> _Short task_
Type out all the records word for word. Any pictures are to be left out.

[Extracted records]
▽
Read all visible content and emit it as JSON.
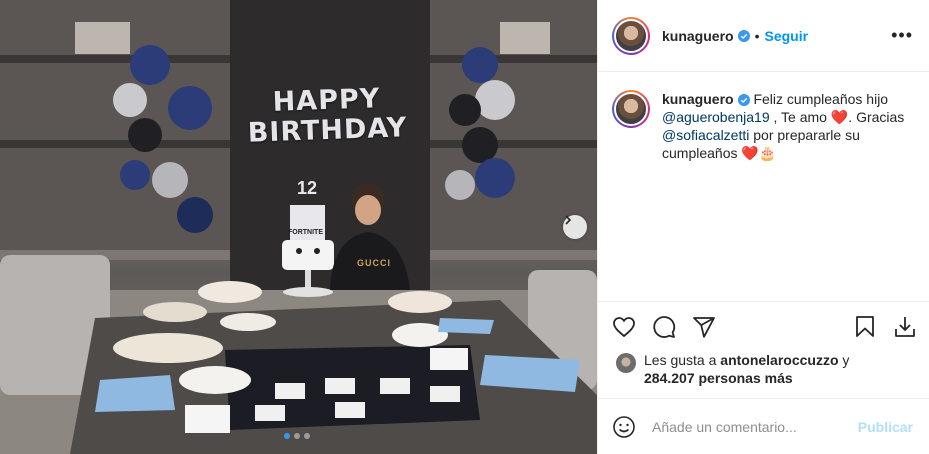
{
  "post": {
    "username": "kunaguero",
    "follow_label": "Seguir",
    "separator": "•",
    "more_label": "•••",
    "photo": {
      "description_icon": "photo",
      "banner_text": "HAPPY BIRTHDAY",
      "cake_number": "12",
      "cake_label": "FORTNITE",
      "shirt_text": "GUCCI",
      "carousel_pages": 3,
      "carousel_active": 1
    },
    "caption": {
      "username": "kunaguero",
      "text_1": " Feliz cumpleaños hijo ",
      "mention_1": "@aguerobenja19",
      "text_2": " , Te amo ❤️.",
      "text_3": " Gracias ",
      "mention_2": "@sofiacalzetti",
      "text_4": " por prepararle su cumpleaños ❤️🎂"
    },
    "icons": {
      "like": "heart-icon",
      "comment": "comment-icon",
      "share": "share-icon",
      "save": "bookmark-icon",
      "download": "download-icon",
      "emoji": "smiley-icon"
    },
    "likes": {
      "prefix": "Les gusta a ",
      "user": "antonelaroccuzzo",
      "connector": " y",
      "count": "284.207 personas más"
    },
    "comment_box": {
      "placeholder": "Añade un comentario...",
      "publish_label": "Publicar"
    },
    "colors": {
      "link": "#0095f6",
      "mention": "#00376b",
      "publish_disabled": "#b2dffc",
      "verified": "#3897f0"
    }
  }
}
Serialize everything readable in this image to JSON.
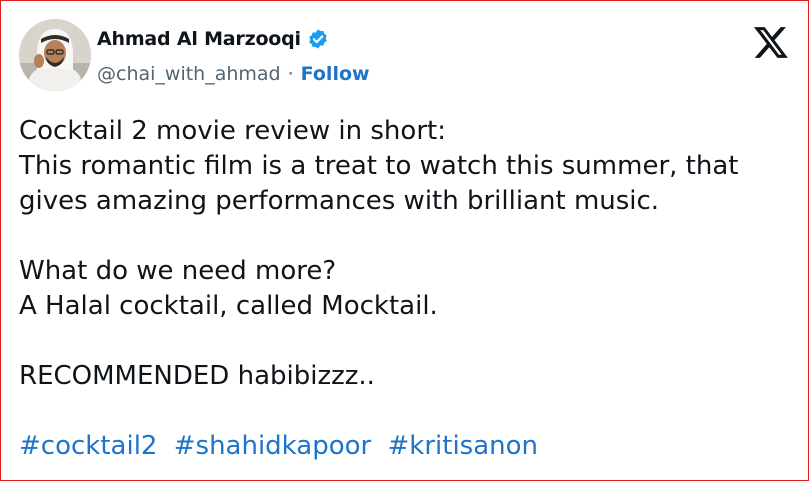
{
  "author": {
    "display_name": "Ahmad Al Marzooqi",
    "handle": "@chai_with_ahmad",
    "separator": "·",
    "follow_label": "Follow",
    "verified_color": "#1d9bf0"
  },
  "tweet": {
    "lines_block1": [
      "Cocktail 2 movie review in short:",
      "This romantic film is a treat to watch this summer, that",
      "gives amazing performances with brilliant music."
    ],
    "lines_block2": [
      "What do we need more?",
      "A Halal cocktail, called Mocktail."
    ],
    "lines_block3": [
      "RECOMMENDED habibizzz.."
    ],
    "hashtags": [
      "#cocktail2",
      "#shahidkapoor",
      "#kritisanon"
    ]
  },
  "colors": {
    "link": "#1d74c9",
    "text": "#0f1419",
    "secondary": "#536471",
    "border": "#e02020"
  }
}
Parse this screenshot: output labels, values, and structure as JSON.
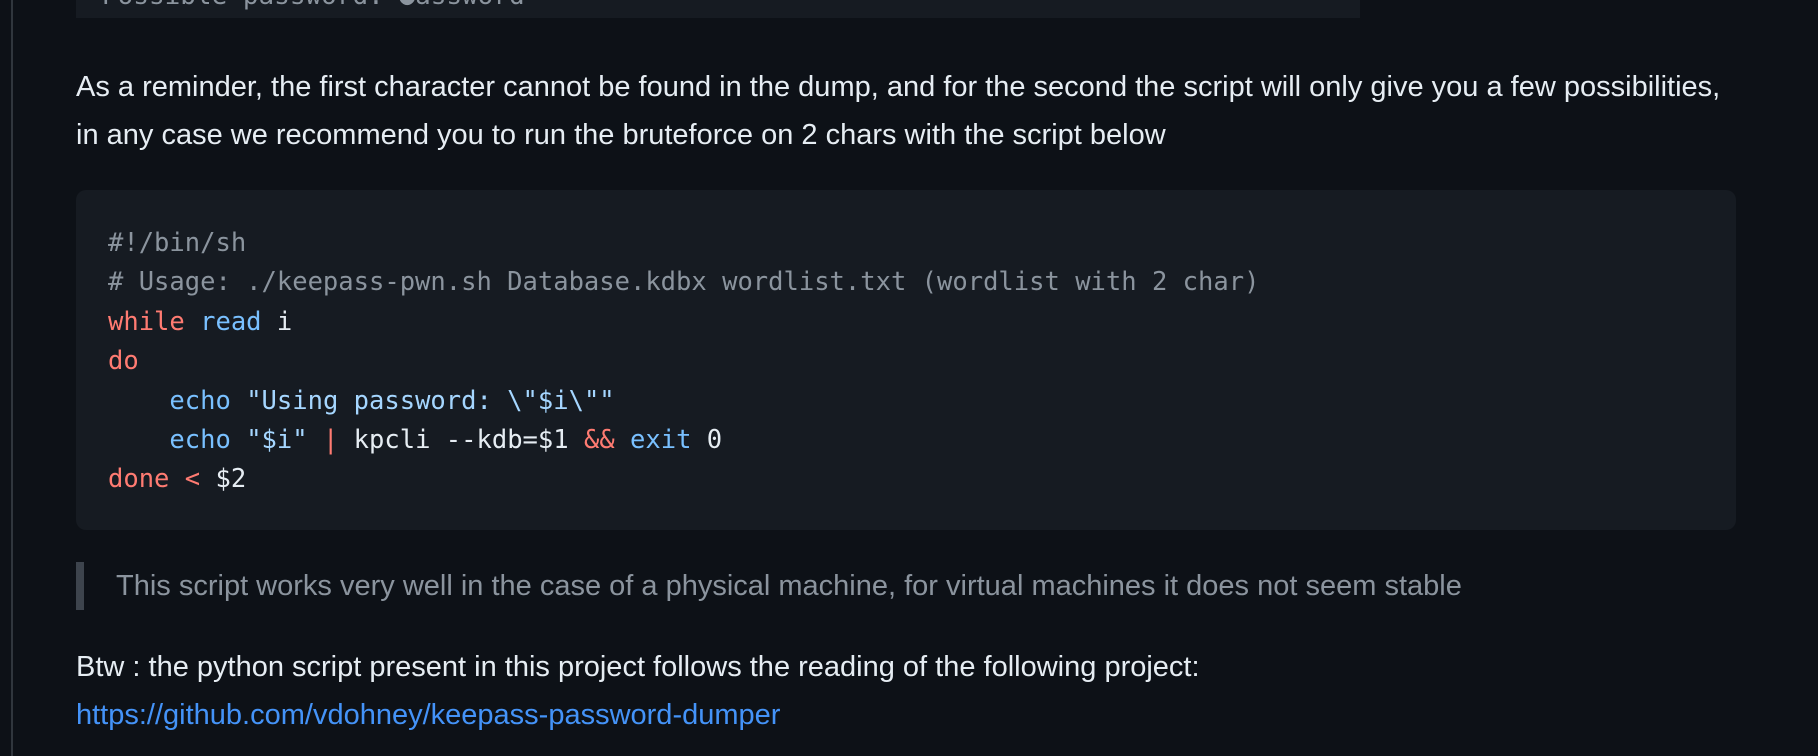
{
  "previous_code_fragment": "Possible password: ●assword",
  "paragraph_reminder": "As a reminder, the first character cannot be found in the dump, and for the second the script will only give you a few possibilities, in any case we recommend you to run the bruteforce on 2 chars with the script below",
  "code": {
    "line1": "#!/bin/sh",
    "line2": "# Usage: ./keepass-pwn.sh Database.kdbx wordlist.txt (wordlist with 2 char)",
    "while_kw": "while",
    "read_builtin": "read",
    "read_arg": " i",
    "do_kw": "do",
    "indent": "    ",
    "echo1": "echo",
    "echo1_str": " \"Using password: \\\"$i\\\"\"",
    "echo2": "echo",
    "echo2_str": " \"$i\"",
    "pipe": " |",
    "kpcli": " kpcli --kdb=$1 ",
    "and_op": "&&",
    "exit_builtin": " exit",
    "exit_code": " 0",
    "done_kw": "done",
    "redirect": " <",
    "done_arg": " $2"
  },
  "blockquote_text": "This script works very well in the case of a physical machine, for virtual machines it does not seem stable",
  "btw_text": "Btw : the python script present in this project follows the reading of the following project:",
  "link_text": "https://github.com/vdohney/keepass-password-dumper"
}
△
> _Response for this exercise_
Read all visible content and emit it as JSON.
{
  "post": {
    "username": "kunaguero",
    "follow_label": "Seguir",
    "separator": "•",
    "more_label": "•••",
    "photo": {
      "description_icon": "photo",
      "banner_text": "HAPPY BIRTHDAY",
      "cake_number": "12",
      "cake_label": "FORTNITE",
      "shirt_text": "GUCCI",
      "carousel_pages": 3,
      "carousel_active": 1
    },
    "caption": {
      "username": "kunaguero",
      "text_1": " Feliz cumpleaños hijo ",
      "mention_1": "@aguerobenja19",
      "text_2": " , Te amo ❤️.",
      "text_3": " Gracias ",
      "mention_2": "@sofiacalzetti",
      "text_4": " por prepararle su cumpleaños ❤️🎂"
    },
    "icons": {
      "like": "heart-icon",
      "comment": "comment-icon",
      "share": "share-icon",
      "save": "bookmark-icon",
      "download": "download-icon",
      "emoji": "smiley-icon"
    },
    "likes": {
      "prefix": "Les gusta a ",
      "user": "antonelaroccuzzo",
      "connector": " y",
      "count": "284.207 personas más"
    },
    "comment_box": {
      "placeholder": "Añade un comentario...",
      "publish_label": "Publicar"
    },
    "colors": {
      "link": "#0095f6",
      "mention": "#00376b",
      "publish_disabled": "#b2dffc",
      "verified": "#3897f0"
    }
  }
}
Serialize everything readable in this image to JSON.
{
  "author": {
    "display_name": "Ahmad Al Marzooqi",
    "handle": "@chai_with_ahmad",
    "separator": "·",
    "follow_label": "Follow",
    "verified_color": "#1d9bf0"
  },
  "tweet": {
    "lines_block1": [
      "Cocktail 2 movie review in short:",
      "This romantic film is a treat to watch this summer, that",
      "gives amazing performances with brilliant music."
    ],
    "lines_block2": [
      "What do we need more?",
      "A Halal cocktail, called Mocktail."
    ],
    "lines_block3": [
      "RECOMMENDED habibizzz.."
    ],
    "hashtags": [
      "#cocktail2",
      "#shahidkapoor",
      "#kritisanon"
    ]
  },
  "colors": {
    "link": "#1d74c9",
    "text": "#0f1419",
    "secondary": "#536471",
    "border": "#e02020"
  }
}
Parse this screenshot: output labels, values, and structure as JSON.
{
  "previous_code_fragment": "Possible password: ●assword",
  "paragraph_reminder": "As a reminder, the first character cannot be found in the dump, and for the second the script will only give you a few possibilities, in any case we recommend you to run the bruteforce on 2 chars with the script below",
  "code": {
    "line1": "#!/bin/sh",
    "line2": "# Usage: ./keepass-pwn.sh Database.kdbx wordlist.txt (wordlist with 2 char)",
    "while_kw": "while",
    "read_builtin": "read",
    "read_arg": " i",
    "do_kw": "do",
    "indent": "    ",
    "echo1": "echo",
    "echo1_str": " \"Using password: \\\"$i\\\"\"",
    "echo2": "echo",
    "echo2_str": " \"$i\"",
    "pipe": " |",
    "kpcli": " kpcli --kdb=$1 ",
    "and_op": "&&",
    "exit_builtin": " exit",
    "exit_code": " 0",
    "done_kw": "done",
    "redirect": " <",
    "done_arg": " $2"
  },
  "blockquote_text": "This script works very well in the case of a physical machine, for virtual machines it does not seem stable",
  "btw_text": "Btw : the python script present in this project follows the reading of the following project:",
  "link_text": "https://github.com/vdohney/keepass-password-dumper"
}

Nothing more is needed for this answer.